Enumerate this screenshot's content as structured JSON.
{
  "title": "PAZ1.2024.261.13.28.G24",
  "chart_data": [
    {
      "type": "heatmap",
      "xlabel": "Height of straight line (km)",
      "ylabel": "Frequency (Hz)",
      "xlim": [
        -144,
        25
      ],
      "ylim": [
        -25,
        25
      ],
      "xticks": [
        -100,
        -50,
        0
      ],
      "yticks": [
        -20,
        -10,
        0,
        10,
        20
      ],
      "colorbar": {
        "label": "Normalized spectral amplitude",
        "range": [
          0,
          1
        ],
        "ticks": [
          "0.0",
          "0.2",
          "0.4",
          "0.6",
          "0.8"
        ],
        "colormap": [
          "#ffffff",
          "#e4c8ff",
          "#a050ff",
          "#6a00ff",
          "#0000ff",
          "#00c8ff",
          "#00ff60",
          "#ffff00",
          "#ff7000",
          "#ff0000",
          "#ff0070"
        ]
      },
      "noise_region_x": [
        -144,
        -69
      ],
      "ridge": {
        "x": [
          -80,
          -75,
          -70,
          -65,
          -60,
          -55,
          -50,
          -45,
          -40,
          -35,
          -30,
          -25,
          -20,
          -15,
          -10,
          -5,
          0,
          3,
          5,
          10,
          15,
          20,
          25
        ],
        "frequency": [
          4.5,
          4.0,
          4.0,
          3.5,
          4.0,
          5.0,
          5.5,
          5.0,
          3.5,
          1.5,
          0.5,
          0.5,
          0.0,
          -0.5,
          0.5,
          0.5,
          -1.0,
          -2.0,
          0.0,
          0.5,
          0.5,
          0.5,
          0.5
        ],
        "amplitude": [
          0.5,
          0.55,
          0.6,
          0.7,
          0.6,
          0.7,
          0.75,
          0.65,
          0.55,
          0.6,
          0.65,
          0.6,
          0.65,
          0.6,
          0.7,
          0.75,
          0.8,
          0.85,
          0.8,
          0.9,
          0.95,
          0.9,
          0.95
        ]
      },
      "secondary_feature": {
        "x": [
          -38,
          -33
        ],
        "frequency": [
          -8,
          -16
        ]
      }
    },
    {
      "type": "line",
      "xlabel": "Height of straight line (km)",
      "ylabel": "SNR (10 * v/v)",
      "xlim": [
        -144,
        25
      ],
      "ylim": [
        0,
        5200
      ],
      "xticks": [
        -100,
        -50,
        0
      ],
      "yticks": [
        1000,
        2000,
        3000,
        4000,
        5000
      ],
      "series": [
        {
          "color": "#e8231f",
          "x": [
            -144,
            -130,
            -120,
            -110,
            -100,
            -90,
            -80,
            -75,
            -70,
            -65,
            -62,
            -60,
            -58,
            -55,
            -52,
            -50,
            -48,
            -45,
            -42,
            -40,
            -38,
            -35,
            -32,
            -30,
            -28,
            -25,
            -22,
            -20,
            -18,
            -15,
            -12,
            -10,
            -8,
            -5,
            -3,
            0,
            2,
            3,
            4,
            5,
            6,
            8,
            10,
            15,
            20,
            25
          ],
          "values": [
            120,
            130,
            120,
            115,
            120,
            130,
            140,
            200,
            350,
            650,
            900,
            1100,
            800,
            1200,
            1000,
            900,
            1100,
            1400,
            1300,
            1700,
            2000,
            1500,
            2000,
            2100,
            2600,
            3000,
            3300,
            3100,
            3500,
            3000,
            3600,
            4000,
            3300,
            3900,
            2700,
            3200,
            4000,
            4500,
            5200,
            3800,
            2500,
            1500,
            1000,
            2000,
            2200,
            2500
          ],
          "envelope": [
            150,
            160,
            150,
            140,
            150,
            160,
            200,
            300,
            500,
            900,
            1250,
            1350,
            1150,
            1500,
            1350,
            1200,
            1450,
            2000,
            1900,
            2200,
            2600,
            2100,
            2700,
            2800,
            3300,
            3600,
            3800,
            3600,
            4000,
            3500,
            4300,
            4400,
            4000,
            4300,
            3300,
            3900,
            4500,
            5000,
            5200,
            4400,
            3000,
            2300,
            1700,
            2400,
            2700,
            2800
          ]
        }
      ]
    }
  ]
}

• **EXERCISE BRIEF**
Find the word "ylabel" in the data and show each line that holds it.

• **WRITTEN RESPONSE**
      "ylabel": "Frequency (Hz)",
      "ylabel": "SNR (10 * v/v)",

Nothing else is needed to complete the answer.